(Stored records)
--- BEGIN ---
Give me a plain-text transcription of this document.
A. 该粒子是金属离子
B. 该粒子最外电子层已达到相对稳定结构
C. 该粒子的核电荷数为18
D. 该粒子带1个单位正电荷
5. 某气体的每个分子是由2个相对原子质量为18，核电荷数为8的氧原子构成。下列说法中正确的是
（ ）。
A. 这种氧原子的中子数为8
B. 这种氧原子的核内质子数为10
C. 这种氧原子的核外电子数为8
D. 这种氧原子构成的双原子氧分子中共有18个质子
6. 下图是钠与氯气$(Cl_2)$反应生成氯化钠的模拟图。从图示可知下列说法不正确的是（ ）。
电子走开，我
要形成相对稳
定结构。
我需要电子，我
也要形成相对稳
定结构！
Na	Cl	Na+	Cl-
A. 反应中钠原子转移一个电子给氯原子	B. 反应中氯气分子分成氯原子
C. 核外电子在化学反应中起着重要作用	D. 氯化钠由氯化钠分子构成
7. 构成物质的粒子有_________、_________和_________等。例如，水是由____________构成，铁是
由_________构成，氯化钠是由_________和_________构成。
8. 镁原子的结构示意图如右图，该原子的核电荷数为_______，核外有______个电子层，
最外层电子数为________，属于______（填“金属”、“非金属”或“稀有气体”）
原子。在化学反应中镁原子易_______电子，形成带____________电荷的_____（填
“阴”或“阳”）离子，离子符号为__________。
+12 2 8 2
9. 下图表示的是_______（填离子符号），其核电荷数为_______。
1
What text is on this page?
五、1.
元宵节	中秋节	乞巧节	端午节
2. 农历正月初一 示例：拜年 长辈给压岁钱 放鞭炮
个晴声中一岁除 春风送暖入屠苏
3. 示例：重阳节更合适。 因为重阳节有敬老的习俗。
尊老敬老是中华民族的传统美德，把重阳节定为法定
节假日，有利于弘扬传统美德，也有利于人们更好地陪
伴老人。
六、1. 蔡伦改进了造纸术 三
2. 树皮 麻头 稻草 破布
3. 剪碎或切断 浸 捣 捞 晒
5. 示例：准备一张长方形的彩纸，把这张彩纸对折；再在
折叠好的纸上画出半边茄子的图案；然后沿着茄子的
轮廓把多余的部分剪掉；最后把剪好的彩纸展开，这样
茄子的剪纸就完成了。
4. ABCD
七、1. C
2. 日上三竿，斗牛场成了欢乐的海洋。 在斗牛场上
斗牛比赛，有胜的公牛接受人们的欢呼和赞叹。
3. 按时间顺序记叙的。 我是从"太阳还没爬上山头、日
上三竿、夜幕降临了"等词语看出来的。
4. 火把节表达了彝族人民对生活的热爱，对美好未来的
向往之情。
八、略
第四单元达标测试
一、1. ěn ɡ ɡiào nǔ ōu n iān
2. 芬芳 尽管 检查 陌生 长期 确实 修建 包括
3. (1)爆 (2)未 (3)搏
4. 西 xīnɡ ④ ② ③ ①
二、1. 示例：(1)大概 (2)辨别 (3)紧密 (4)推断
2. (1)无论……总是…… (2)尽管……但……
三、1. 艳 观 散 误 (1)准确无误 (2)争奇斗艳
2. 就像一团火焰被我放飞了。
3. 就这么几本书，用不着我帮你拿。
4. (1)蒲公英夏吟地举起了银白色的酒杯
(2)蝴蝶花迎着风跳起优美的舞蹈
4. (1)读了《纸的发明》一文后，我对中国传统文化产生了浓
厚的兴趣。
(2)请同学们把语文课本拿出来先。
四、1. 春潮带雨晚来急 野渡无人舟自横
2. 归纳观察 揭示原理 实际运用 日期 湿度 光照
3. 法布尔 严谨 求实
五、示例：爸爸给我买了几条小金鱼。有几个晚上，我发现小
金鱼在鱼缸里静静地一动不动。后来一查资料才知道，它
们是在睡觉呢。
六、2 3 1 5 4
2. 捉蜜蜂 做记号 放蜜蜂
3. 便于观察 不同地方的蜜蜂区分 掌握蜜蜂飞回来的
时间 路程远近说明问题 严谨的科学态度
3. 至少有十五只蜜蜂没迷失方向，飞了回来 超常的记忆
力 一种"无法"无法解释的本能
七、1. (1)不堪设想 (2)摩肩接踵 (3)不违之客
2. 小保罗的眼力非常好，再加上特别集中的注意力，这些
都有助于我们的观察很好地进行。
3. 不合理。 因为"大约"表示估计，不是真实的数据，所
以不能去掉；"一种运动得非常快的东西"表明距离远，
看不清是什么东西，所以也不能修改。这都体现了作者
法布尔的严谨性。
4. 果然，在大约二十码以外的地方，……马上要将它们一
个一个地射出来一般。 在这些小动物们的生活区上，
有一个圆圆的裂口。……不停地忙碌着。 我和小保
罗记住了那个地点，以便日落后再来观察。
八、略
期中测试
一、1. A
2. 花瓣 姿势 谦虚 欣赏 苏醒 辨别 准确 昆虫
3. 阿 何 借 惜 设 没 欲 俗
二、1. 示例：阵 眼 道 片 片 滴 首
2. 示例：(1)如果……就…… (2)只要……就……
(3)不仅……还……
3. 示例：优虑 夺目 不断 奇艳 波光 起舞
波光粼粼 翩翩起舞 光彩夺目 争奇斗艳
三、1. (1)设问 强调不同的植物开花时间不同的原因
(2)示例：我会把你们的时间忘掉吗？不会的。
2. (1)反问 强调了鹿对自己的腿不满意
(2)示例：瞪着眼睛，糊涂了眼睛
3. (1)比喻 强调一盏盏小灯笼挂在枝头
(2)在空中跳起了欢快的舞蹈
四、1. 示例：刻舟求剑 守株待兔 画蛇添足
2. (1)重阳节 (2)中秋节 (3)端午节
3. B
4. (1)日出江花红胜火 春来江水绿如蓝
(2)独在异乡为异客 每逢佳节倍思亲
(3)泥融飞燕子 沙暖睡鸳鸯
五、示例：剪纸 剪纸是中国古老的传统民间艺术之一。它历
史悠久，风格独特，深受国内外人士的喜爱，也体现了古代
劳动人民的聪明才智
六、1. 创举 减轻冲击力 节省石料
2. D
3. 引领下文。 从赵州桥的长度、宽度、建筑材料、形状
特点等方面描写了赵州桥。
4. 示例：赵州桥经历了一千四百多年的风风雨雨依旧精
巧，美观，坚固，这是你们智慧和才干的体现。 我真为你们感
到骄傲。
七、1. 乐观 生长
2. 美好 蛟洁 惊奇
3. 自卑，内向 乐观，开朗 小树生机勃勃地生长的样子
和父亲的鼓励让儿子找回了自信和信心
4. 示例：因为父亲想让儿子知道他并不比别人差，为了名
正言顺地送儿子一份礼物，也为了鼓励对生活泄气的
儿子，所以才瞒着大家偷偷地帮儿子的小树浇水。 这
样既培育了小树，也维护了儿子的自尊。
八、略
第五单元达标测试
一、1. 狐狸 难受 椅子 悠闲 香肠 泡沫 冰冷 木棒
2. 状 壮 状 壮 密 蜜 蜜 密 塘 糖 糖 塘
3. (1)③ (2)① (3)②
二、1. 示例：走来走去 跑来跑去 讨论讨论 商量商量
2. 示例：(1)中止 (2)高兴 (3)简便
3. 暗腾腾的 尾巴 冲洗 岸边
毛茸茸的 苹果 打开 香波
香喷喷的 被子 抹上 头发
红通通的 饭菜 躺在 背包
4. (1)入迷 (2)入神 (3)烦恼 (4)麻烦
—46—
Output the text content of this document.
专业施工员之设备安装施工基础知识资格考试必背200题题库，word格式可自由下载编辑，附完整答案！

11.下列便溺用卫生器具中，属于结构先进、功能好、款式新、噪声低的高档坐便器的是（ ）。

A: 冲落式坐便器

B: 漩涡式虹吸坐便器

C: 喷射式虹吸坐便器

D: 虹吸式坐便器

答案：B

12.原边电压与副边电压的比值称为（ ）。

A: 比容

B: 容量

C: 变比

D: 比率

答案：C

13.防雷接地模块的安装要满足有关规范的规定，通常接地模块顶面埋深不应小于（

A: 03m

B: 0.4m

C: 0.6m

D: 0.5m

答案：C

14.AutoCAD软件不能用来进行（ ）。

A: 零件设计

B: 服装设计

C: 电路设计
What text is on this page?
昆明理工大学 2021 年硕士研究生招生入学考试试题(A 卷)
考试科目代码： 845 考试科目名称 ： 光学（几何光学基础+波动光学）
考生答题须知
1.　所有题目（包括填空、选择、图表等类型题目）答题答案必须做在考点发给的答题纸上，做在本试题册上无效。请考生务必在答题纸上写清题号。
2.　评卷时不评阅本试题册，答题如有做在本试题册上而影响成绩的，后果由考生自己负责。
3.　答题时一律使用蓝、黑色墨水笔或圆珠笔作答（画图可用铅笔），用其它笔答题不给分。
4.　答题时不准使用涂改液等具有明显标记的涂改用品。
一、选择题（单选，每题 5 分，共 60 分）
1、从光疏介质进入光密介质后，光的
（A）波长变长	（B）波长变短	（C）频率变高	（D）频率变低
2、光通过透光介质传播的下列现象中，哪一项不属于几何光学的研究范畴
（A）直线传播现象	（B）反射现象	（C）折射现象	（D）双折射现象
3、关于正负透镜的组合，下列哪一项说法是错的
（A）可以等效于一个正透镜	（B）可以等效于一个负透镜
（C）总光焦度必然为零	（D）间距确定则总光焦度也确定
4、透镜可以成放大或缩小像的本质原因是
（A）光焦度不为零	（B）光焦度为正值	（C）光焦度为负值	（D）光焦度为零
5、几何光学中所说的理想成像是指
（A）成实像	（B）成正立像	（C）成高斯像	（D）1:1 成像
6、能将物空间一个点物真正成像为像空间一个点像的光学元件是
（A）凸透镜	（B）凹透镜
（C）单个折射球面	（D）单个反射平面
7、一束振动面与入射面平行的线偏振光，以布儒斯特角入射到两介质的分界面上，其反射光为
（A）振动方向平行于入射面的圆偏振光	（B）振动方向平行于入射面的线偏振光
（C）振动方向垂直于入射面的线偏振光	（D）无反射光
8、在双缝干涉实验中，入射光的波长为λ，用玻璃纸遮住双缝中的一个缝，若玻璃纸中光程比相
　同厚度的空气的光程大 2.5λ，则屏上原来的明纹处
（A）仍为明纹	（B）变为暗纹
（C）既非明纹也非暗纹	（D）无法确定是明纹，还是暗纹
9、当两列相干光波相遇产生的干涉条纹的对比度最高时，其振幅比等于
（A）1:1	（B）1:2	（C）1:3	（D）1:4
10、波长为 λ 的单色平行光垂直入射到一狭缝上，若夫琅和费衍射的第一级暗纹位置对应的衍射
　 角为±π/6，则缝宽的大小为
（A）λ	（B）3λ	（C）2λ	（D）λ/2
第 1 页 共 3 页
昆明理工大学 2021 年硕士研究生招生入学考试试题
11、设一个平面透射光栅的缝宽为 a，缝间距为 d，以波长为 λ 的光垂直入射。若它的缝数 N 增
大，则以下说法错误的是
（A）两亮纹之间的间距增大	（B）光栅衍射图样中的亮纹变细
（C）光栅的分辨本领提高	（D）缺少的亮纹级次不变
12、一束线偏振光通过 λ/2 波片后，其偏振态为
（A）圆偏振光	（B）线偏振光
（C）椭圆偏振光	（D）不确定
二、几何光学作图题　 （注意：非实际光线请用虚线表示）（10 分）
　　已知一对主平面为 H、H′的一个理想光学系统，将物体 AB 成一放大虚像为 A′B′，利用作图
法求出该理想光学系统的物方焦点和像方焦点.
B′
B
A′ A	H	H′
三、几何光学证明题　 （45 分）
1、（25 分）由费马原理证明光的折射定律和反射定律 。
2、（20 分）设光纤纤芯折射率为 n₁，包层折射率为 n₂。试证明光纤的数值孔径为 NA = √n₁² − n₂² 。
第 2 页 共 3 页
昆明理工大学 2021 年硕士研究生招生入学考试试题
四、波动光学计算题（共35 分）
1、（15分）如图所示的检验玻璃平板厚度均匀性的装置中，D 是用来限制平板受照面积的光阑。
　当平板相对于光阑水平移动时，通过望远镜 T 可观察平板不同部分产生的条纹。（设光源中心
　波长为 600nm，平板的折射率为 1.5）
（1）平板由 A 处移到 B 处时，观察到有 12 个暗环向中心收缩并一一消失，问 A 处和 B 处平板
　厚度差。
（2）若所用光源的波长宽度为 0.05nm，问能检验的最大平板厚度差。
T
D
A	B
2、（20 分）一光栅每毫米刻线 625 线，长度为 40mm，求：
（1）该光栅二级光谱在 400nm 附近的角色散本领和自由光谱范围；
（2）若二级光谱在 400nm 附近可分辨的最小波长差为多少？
--- END ---
- TASK PROMPT -
Tell how many lines of the data above hold the string "this". Give only the number.

- TASK RESULT -
4